§ Problem to solve:
Reproduce each line of the listing exactly.

Rows from a figure dataset
* * * *
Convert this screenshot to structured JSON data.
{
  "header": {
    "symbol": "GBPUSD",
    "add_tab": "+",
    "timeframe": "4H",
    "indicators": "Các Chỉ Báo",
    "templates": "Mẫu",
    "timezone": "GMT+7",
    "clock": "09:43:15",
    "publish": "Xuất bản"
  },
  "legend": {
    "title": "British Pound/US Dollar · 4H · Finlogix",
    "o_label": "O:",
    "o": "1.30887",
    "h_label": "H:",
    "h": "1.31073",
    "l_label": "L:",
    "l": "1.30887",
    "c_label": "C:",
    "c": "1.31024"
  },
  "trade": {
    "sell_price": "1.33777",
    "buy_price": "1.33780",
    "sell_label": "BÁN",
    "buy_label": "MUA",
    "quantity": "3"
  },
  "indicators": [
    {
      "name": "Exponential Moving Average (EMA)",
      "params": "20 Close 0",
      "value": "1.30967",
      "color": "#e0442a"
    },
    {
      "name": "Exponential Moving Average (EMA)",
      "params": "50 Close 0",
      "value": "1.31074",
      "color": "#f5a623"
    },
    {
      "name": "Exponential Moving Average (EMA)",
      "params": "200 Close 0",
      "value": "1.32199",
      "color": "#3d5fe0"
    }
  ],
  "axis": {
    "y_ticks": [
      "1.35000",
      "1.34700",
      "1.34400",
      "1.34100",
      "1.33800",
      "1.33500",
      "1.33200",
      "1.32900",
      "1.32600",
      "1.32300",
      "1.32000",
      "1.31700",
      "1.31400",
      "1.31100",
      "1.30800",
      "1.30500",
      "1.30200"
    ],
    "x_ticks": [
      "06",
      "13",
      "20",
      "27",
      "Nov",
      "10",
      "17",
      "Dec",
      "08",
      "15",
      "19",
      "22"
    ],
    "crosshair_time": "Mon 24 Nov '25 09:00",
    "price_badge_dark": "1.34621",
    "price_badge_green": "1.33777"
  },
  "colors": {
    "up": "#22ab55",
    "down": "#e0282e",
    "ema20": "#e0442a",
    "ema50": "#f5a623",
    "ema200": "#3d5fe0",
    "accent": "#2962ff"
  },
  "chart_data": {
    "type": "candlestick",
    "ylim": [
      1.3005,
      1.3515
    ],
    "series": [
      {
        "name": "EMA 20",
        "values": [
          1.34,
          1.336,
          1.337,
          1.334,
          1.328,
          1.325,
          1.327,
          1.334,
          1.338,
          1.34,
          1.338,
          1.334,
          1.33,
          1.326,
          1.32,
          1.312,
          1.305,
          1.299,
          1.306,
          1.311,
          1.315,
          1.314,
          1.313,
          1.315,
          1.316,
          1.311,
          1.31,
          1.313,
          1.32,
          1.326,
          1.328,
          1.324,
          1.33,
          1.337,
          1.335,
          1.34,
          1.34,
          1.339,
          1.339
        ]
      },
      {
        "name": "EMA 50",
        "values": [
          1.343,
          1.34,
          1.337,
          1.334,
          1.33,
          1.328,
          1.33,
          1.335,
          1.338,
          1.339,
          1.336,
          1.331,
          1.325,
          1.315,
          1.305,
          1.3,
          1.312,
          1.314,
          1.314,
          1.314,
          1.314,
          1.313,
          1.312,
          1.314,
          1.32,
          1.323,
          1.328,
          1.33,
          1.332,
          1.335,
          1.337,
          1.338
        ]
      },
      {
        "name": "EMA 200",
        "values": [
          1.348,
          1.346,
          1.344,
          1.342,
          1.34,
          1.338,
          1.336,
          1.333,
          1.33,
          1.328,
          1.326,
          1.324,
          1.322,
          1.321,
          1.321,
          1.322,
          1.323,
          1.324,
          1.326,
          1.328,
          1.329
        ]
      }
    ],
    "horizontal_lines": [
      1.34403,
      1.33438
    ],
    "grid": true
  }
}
* * * *
§ Output:
Convert this screenshot to structured JSON data.
{
  "header": {
    "symbol": "GBPUSD",
    "add_tab": "+",
    "timeframe": "4H",
    "indicators": "Các Chỉ Báo",
    "templates": "Mẫu",
    "timezone": "GMT+7",
    "clock": "09:43:15",
    "publish": "Xuất bản"
  },
  "legend": {
    "title": "British Pound/US Dollar · 4H · Finlogix",
    "o_label": "O:",
    "o": "1.30887",
    "h_label": "H:",
    "h": "1.31073",
    "l_label": "L:",
    "l": "1.30887",
    "c_label": "C:",
    "c": "1.31024"
  },
  "trade": {
    "sell_price": "1.33777",
    "buy_price": "1.33780",
    "sell_label": "BÁN",
    "buy_label": "MUA",
    "quantity": "3"
  },
  "indicators": [
    {
      "name": "Exponential Moving Average (EMA)",
      "params": "20 Close 0",
      "value": "1.30967",
      "color": "#e0442a"
    },
    {
      "name": "Exponential Moving Average (EMA)",
      "params": "50 Close 0",
      "value": "1.31074",
      "color": "#f5a623"
    },
    {
      "name": "Exponential Moving Average (EMA)",
      "params": "200 Close 0",
      "value": "1.32199",
      "color": "#3d5fe0"
    }
  ],
  "axis": {
    "y_ticks": [
      "1.35000",
      "1.34700",
      "1.34400",
      "1.34100",
      "1.33800",
      "1.33500",
      "1.33200",
      "1.32900",
      "1.32600",
      "1.32300",
      "1.32000",
      "1.31700",
      "1.31400",
      "1.31100",
      "1.30800",
      "1.30500",
      "1.30200"
    ],
    "x_ticks": [
      "06",
      "13",
      "20",
      "27",
      "Nov",
      "10",
      "17",
      "Dec",
      "08",
      "15",
      "19",
      "22"
    ],
    "crosshair_time": "Mon 24 Nov '25 09:00",
    "price_badge_dark": "1.34621",
    "price_badge_green": "1.33777"
  },
  "colors": {
    "up": "#22ab55",
    "down": "#e0282e",
    "ema20": "#e0442a",
    "ema50": "#f5a623",
    "ema200": "#3d5fe0",
    "accent": "#2962ff"
  },
  "chart_data": {
    "type": "candlestick",
    "ylim": [
      1.3005,
      1.3515
    ],
    "series": [
      {
        "name": "EMA 20",
        "values": [
          1.34,
          1.336,
          1.337,
          1.334,
          1.328,
          1.325,
          1.327,
          1.334,
          1.338,
          1.34,
          1.338,
          1.334,
          1.33,
          1.326,
          1.32,
          1.312,
          1.305,
          1.299,
          1.306,
          1.311,
          1.315,
          1.314,
          1.313,
          1.315,
          1.316,
          1.311,
          1.31,
          1.313,
          1.32,
          1.326,
          1.328,
          1.324,
          1.33,
          1.337,
          1.335,
          1.34,
          1.34,
          1.339,
          1.339
        ]
      },
      {
        "name": "EMA 50",
        "values": [
          1.343,
          1.34,
          1.337,
          1.334,
          1.33,
          1.328,
          1.33,
          1.335,
          1.338,
          1.339,
          1.336,
          1.331,
          1.325,
          1.315,
          1.305,
          1.3,
          1.312,
          1.314,
          1.314,
          1.314,
          1.314,
          1.313,
          1.312,
          1.314,
          1.32,
          1.323,
          1.328,
          1.33,
          1.332,
          1.335,
          1.337,
          1.338
        ]
      },
      {
        "name": "EMA 200",
        "values": [
          1.348,
          1.346,
          1.344,
          1.342,
          1.34,
          1.338,
          1.336,
          1.333,
          1.33,
          1.328,
          1.326,
          1.324,
          1.322,
          1.321,
          1.321,
          1.322,
          1.323,
          1.324,
          1.326,
          1.328,
          1.329
        ]
      }
    ],
    "horizontal_lines": [
      1.34403,
      1.33438
    ],
    "grid": true
  }
}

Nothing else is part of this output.